--- BEGIN ---
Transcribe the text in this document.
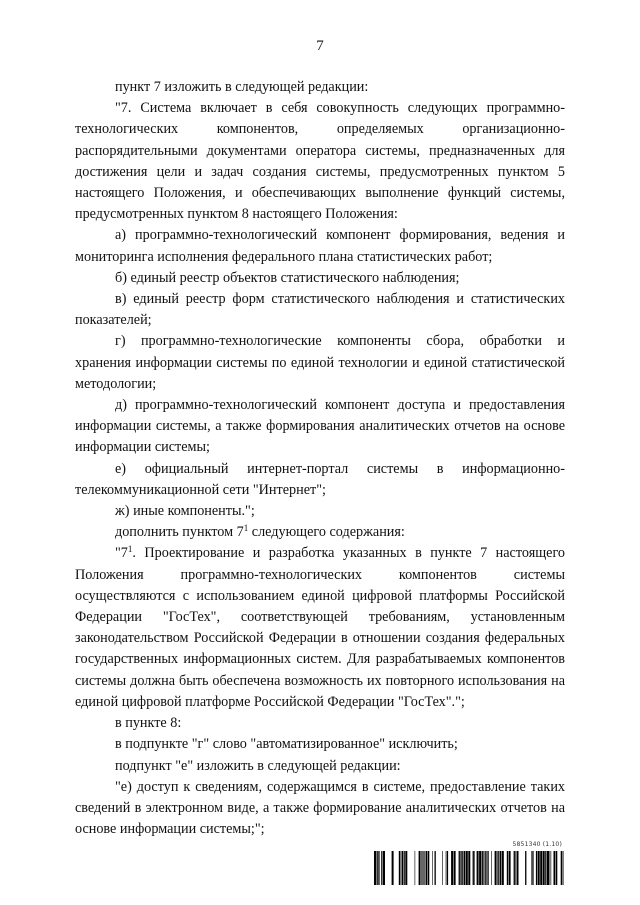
7

пункт 7 изложить в следующей редакции:

"7. Система включает в себя совокупность следующих программно-технологических компонентов, определяемых организационно-распорядительными документами оператора системы, предназначенных для достижения цели и задач создания системы, предусмотренных пунктом 5 настоящего Положения, и обеспечивающих выполнение функций системы, предусмотренных пунктом 8 настоящего Положения:

а) программно-технологический компонент формирования, ведения и мониторинга исполнения федерального плана статистических работ;

б) единый реестр объектов статистического наблюдения;

в) единый реестр форм статистического наблюдения и статистических показателей;

г) программно-технологические компоненты сбора, обработки и хранения информации системы по единой технологии и единой статистической методологии;

д) программно-технологический компонент доступа и предоставления информации системы, а также формирования аналитических отчетов на основе информации системы;

е) официальный интернет-портал системы в информационно-телекоммуникационной сети "Интернет";

ж) иные компоненты.";

дополнить пунктом $7^1$ следующего содержания:

"$7^1$. Проектирование и разработка указанных в пункте 7 настоящего Положения программно-технологических компонентов системы осуществляются с использованием единой цифровой платформы Российской Федерации "ГосТех", соответствующей требованиям, установленным законодательством Российской Федерации в отношении создания федеральных государственных информационных систем. Для разрабатываемых компонентов системы должна быть обеспечена возможность их повторного использования на единой цифровой платформе Российской Федерации "ГосТех".";

в пункте 8:

в подпункте "г" слово "автоматизированное" исключить;

подпункт "е" изложить в следующей редакции:

"е) доступ к сведениям, содержащимся в системе, предоставление таких сведений в электронном виде, а также формирование аналитических отчетов на основе информации системы;";

5851340 (1.10)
--- END ---
• Exercise details:
From the material, report only how many lines include the word "компоненты".

• Answer for the task:
2